** BEGIN PROVIDED MATERIAL **

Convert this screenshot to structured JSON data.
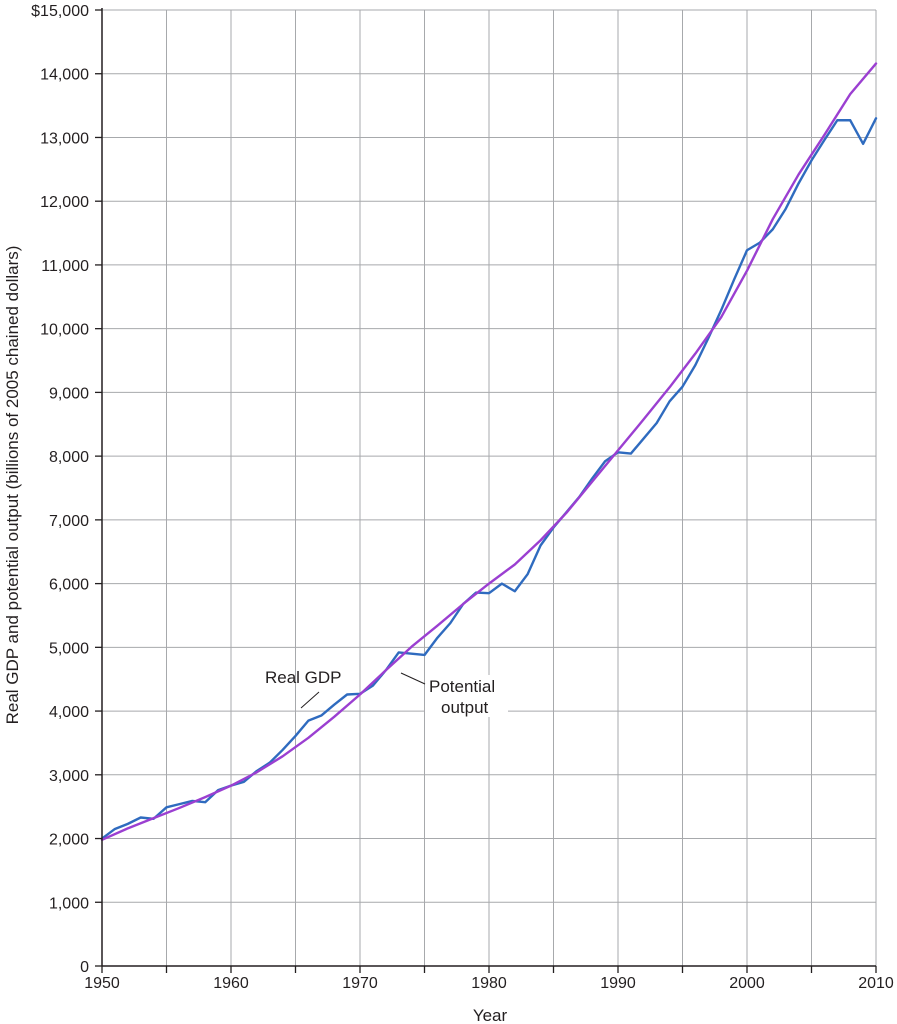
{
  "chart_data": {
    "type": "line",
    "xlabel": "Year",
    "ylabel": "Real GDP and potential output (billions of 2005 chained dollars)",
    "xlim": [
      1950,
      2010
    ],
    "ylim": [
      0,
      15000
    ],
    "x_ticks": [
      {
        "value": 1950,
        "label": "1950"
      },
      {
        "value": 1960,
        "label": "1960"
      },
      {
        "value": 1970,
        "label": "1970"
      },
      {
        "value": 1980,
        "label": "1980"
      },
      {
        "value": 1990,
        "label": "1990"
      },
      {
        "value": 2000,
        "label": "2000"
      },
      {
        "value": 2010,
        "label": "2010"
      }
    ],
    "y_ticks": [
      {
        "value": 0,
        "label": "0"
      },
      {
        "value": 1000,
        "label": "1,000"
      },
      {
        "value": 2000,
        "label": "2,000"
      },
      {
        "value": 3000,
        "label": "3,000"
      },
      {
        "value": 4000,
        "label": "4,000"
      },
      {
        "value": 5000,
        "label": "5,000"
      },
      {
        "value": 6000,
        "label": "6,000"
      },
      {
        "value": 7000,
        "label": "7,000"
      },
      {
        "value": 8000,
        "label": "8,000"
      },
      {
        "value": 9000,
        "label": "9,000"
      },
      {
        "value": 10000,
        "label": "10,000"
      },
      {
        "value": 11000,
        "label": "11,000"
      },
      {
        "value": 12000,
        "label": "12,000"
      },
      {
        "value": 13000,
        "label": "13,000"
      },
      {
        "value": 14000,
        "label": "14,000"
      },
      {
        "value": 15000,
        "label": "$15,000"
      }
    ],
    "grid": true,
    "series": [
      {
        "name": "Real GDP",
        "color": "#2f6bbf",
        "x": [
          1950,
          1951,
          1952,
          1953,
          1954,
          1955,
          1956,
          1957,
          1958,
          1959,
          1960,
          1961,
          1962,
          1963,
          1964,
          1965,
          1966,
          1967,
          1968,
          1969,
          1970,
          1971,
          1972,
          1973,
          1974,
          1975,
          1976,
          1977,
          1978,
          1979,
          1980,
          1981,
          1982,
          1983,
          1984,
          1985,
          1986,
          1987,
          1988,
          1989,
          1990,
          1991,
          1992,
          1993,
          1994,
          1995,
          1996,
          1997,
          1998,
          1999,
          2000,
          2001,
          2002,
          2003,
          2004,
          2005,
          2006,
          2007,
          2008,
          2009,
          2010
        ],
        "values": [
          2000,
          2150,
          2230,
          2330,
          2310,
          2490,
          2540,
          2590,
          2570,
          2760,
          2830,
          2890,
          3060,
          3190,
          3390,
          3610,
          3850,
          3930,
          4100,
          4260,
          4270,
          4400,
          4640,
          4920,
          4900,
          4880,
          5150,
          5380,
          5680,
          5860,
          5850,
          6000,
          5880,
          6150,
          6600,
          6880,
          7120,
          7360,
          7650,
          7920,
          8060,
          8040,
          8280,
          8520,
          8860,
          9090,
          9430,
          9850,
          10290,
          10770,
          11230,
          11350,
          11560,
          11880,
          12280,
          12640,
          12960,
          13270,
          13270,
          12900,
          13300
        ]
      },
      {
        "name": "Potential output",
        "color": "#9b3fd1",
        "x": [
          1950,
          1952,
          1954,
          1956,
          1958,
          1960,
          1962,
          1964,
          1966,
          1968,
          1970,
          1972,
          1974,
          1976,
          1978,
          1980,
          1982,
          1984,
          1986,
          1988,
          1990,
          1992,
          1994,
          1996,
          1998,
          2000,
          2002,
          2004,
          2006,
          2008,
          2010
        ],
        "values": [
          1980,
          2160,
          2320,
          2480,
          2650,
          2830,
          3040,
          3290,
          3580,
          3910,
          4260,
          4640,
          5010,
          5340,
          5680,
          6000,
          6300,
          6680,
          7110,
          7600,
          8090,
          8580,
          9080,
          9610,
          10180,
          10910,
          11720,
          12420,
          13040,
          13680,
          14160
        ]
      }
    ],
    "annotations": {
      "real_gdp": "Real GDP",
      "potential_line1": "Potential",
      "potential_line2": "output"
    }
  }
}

** END PROVIDED MATERIAL **

DIRECTIVE » Using the records above, copy each line that contains "name".

OUTPUT OF THE TASK »
        "name": "Real GDP",
        "name": "Potential output",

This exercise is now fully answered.